> **Supplied material**
···

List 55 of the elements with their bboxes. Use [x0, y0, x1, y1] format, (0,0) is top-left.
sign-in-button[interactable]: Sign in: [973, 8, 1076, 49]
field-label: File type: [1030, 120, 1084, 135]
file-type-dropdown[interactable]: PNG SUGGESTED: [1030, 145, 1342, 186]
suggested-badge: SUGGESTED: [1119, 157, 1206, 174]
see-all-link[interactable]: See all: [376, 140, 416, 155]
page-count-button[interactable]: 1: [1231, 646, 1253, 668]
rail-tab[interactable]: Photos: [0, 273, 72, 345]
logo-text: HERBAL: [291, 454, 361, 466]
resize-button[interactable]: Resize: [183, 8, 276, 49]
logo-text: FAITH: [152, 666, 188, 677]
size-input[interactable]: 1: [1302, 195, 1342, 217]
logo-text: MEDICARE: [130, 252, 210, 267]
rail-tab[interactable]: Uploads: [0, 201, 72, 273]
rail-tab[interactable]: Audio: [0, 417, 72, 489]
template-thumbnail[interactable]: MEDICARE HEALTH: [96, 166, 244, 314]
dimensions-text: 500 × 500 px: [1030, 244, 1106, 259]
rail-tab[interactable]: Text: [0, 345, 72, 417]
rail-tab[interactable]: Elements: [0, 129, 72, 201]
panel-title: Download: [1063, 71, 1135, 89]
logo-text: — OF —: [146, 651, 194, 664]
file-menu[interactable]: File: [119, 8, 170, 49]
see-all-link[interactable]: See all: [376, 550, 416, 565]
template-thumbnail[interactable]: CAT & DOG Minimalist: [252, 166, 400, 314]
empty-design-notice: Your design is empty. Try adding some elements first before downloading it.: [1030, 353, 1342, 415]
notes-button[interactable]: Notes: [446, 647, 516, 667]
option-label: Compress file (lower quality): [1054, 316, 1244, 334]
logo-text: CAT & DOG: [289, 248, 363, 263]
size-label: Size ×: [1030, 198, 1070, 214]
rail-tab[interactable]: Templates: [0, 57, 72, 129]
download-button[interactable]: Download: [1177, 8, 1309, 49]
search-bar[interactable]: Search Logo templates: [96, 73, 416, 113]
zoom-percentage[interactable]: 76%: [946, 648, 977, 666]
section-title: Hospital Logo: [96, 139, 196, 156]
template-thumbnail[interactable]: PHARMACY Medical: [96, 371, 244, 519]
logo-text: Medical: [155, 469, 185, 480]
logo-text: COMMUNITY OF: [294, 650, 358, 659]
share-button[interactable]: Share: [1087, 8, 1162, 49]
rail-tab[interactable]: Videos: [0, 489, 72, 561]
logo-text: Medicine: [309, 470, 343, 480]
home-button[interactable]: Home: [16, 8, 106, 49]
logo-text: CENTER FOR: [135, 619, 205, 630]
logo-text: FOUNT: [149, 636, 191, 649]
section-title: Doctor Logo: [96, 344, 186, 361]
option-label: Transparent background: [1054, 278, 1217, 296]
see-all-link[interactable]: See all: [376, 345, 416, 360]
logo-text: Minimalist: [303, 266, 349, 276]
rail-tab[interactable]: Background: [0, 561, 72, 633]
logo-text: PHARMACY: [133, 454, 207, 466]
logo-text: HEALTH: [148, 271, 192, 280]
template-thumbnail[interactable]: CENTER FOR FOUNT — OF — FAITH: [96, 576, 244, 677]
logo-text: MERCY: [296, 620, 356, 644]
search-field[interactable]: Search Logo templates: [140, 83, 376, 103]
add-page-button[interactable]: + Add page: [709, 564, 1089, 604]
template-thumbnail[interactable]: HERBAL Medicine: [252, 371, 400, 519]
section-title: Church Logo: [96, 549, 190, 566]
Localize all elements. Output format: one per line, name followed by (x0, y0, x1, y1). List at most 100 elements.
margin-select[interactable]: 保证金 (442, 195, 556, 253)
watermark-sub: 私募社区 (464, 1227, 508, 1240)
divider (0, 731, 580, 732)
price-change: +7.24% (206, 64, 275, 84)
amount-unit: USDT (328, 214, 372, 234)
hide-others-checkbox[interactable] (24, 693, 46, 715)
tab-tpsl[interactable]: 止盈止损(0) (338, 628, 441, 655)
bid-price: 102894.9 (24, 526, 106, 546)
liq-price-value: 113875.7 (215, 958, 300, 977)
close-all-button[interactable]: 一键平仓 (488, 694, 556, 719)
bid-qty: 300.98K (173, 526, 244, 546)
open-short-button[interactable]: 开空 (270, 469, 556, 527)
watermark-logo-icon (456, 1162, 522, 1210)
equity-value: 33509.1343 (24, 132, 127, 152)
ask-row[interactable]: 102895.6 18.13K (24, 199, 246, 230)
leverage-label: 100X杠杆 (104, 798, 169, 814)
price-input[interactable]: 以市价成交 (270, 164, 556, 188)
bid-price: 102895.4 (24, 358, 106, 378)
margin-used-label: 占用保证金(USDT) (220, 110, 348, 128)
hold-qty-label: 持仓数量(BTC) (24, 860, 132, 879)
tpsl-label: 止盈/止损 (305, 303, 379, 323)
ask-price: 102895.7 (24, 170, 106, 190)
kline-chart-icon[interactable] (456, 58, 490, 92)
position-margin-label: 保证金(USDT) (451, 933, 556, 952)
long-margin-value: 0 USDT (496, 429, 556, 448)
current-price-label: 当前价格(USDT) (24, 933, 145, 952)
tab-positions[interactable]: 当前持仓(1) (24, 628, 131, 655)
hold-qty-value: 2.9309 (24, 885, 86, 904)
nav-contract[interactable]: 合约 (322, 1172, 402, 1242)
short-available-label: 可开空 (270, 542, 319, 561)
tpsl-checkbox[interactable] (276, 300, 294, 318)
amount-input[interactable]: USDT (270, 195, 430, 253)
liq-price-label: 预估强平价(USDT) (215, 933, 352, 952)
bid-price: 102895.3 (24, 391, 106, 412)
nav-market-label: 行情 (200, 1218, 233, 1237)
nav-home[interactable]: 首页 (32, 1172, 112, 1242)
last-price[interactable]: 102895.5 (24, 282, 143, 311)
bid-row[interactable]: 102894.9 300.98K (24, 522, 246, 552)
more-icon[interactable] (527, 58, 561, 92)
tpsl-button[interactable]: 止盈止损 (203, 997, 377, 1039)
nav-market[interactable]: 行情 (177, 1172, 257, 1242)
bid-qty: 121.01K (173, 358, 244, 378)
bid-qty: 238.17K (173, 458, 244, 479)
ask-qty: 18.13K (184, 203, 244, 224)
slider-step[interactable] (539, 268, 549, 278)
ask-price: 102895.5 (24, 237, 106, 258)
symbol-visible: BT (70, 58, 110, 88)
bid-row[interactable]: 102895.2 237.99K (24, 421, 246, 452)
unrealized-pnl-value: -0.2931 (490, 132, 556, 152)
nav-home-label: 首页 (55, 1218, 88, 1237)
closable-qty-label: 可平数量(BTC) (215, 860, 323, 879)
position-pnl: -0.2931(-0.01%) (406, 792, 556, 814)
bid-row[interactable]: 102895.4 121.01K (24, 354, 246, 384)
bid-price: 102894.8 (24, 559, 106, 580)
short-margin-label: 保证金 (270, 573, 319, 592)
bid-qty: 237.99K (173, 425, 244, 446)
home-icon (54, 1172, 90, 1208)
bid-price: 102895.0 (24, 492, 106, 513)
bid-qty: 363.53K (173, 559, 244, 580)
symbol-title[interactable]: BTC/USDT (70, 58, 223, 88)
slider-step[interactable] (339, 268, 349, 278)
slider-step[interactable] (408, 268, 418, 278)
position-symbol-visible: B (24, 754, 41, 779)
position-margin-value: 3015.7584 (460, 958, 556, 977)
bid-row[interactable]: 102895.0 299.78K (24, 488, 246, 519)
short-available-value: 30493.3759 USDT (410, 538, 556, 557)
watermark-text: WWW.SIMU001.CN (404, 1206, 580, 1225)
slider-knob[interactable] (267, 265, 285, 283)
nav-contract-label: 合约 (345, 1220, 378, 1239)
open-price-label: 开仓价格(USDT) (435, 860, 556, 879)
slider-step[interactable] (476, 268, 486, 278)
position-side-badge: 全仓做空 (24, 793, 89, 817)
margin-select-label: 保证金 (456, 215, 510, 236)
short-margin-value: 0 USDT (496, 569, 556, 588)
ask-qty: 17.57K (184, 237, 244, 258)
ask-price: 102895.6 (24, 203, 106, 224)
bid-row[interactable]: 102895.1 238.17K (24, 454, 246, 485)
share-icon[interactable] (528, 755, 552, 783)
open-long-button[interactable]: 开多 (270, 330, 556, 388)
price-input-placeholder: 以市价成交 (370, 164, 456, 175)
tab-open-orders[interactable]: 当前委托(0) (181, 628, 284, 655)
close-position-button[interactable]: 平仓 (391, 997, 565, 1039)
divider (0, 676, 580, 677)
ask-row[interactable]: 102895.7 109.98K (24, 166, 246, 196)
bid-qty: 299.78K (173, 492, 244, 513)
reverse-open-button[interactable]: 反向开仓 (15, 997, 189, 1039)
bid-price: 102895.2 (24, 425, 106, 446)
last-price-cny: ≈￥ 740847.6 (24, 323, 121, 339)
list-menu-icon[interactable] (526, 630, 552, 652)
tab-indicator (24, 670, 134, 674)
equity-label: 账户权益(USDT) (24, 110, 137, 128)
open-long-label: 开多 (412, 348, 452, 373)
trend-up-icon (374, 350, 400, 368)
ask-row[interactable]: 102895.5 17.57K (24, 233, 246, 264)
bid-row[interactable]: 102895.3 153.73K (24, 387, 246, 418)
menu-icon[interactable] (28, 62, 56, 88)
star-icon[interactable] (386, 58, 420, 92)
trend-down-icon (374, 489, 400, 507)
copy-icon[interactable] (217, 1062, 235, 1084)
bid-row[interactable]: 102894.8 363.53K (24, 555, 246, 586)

···

> **What you will do**
Reproduce everything from the start of the data down to the line containing "dimensions-text: 500 ×", renaming "logo-text" to "brand-text" and leaving the rest unchanged.

> **Task answer**
List 55 of the elements with their bboxes. Use [x0, y0, x1, y1] format, (0,0) is top-left.
sign-in-button[interactable]: Sign in: [973, 8, 1076, 49]
field-label: File type: [1030, 120, 1084, 135]
file-type-dropdown[interactable]: PNG SUGGESTED: [1030, 145, 1342, 186]
suggested-badge: SUGGESTED: [1119, 157, 1206, 174]
see-all-link[interactable]: See all: [376, 140, 416, 155]
page-count-button[interactable]: 1: [1231, 646, 1253, 668]
rail-tab[interactable]: Photos: [0, 273, 72, 345]
brand-text: HERBAL: [291, 454, 361, 466]
resize-button[interactable]: Resize: [183, 8, 276, 49]
brand-text: FAITH: [152, 666, 188, 677]
size-input[interactable]: 1: [1302, 195, 1342, 217]
brand-text: MEDICARE: [130, 252, 210, 267]
rail-tab[interactable]: Uploads: [0, 201, 72, 273]
rail-tab[interactable]: Audio: [0, 417, 72, 489]
template-thumbnail[interactable]: MEDICARE HEALTH: [96, 166, 244, 314]
dimensions-text: 500 × 500 px: [1030, 244, 1106, 259]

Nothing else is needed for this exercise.